____ ENTRIES PROVIDED
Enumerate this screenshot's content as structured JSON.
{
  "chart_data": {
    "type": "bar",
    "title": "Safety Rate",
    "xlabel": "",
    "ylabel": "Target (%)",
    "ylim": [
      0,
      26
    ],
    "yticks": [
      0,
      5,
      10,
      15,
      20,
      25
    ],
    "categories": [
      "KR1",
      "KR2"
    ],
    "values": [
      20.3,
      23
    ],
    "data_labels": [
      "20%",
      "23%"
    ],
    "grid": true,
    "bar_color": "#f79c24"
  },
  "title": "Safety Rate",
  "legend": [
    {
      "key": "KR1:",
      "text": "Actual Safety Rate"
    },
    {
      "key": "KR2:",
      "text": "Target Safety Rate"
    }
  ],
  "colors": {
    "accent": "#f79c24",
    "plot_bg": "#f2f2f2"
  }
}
________
EXERCISE DETAILS: Reproduce the data, keeping every line exactly the same.

WORKED SOLUTION:
Enumerate this screenshot's content as structured JSON.
{
  "chart_data": {
    "type": "bar",
    "title": "Safety Rate",
    "xlabel": "",
    "ylabel": "Target (%)",
    "ylim": [
      0,
      26
    ],
    "yticks": [
      0,
      5,
      10,
      15,
      20,
      25
    ],
    "categories": [
      "KR1",
      "KR2"
    ],
    "values": [
      20.3,
      23
    ],
    "data_labels": [
      "20%",
      "23%"
    ],
    "grid": true,
    "bar_color": "#f79c24"
  },
  "title": "Safety Rate",
  "legend": [
    {
      "key": "KR1:",
      "text": "Actual Safety Rate"
    },
    {
      "key": "KR2:",
      "text": "Target Safety Rate"
    }
  ],
  "colors": {
    "accent": "#f79c24",
    "plot_bg": "#f2f2f2"
  }
}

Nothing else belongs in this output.